> [PASSAGE PROVIDED]
------------------------------------------------------------------------
She spends her days at Pressman working to make sure that the assistant principals, department chairs, teachers, and ultimately students get what they need. Four days a week, she teaches an advisory class to middle school students and also makes time to meet one-on-one with students every day. In a monthly rotation, she sees every student in her advisory for a “social, emotional, and academic tune-up.” She says, “We want to make sure that no one falls between the cracks.”
Peters also works with the parent body and enjoys talking to parents about meaningful matters in their lives. She facilitates learning with them on topics like reading acquisition, social media and child development. Over last year, she and her colleagues initiated programs to help teach parents to learn to listen to people with differing opinions, which was particularly relevant after October 7th.
Even as a child, Peters knew that she wanted to be a teacher. The daughter of a teachers, she has been in a classroom capacity since she was 13 and began volunteering as a teacher at her Hebrew School on Orange County, California. When she was 15, she began teaching dance and did that for 10 years, through her college years, and then shifted to more formal classroom education.
“There was no question for me that this was what I wanted to do,” she says.
Growing up, she attended public school in Orange County, California and faced a lot of antisemitism. That propelled her to take an active role in her synagogue, a place where she felt safe. Along with teaching in the religious school, she helped to run the youth group and assisted in the office. When she had an opportunity to visit a Jewish day school and witnessed a lesson comparing the leadership styles of the biblical Moses and the Reverend Martin Luther King, she was totally impressed that kids were taught to think in that way.
“I knew that I wanted the children I didn’t yet have to go to a Jewish school. And I know that I would be a teacher,” she says, adding, “I knew that if I were going to be able to afford a Jewish school, I would have to work there.”
She now has two children attending Pressman, and she says that while it can be complicated, she loves it. She navigates this role every day, since she supervises her kids’ teachers, and it’s possible that her kids might be sent to the Principal’s office – and have to face her. She isn’t alone in walking this line, as among the members of her leadership team they have 18 kids in the school.
------------------------------------------------------------------------
> [SUPPLIED DATA]
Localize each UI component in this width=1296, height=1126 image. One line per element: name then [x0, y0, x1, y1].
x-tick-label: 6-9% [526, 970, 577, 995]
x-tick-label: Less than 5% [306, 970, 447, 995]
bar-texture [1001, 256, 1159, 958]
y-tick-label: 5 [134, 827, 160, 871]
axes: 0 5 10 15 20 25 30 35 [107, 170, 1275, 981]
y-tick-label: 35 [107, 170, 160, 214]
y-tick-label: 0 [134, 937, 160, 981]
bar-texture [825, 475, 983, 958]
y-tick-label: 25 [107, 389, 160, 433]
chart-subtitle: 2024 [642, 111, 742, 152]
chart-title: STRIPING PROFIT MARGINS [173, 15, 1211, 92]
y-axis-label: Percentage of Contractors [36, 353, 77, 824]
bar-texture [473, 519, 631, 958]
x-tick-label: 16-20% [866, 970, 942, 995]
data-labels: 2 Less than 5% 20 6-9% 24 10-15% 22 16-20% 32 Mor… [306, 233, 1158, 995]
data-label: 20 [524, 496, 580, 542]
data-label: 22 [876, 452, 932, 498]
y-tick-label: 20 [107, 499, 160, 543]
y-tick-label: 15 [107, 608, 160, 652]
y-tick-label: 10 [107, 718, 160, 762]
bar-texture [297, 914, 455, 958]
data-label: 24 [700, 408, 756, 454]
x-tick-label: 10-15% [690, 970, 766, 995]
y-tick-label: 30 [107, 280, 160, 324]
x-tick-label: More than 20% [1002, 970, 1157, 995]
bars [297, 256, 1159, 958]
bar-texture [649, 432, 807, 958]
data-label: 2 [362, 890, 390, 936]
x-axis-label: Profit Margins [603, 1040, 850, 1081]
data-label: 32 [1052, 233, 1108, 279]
------------------------------------------------------------------------
> [PROBLEMS AND TASKS]
1. Reproduce word for word the part of the profile of Peters that starts at the words "Even as a child, Peters" and ends after "formal classroom education.".
2. According to the profile of Peters, why did she take an active role in her synagogue while growing up? Answer in one to three sentences.
3. How many days a week does Peters teach an advisory class, according to the profile of Peters?

> [SOLVED PROBLEMS]
1.
Even as a child, Peters knew that she wanted to be a teacher. The daughter of a teachers, she has been in a classroom capacity since she was 13 and began volunteering as a teacher at her Hebrew School on Orange County, California. When she was 15, she began teaching dance and did that for 10 years, through her college years, and then shifted to more formal classroom education.

2. She attended public school in Orange County, California, where she faced a lot of antisemitism. That pushed her to become active in her synagogue, which was a place where she felt safe.

3. Four days a week.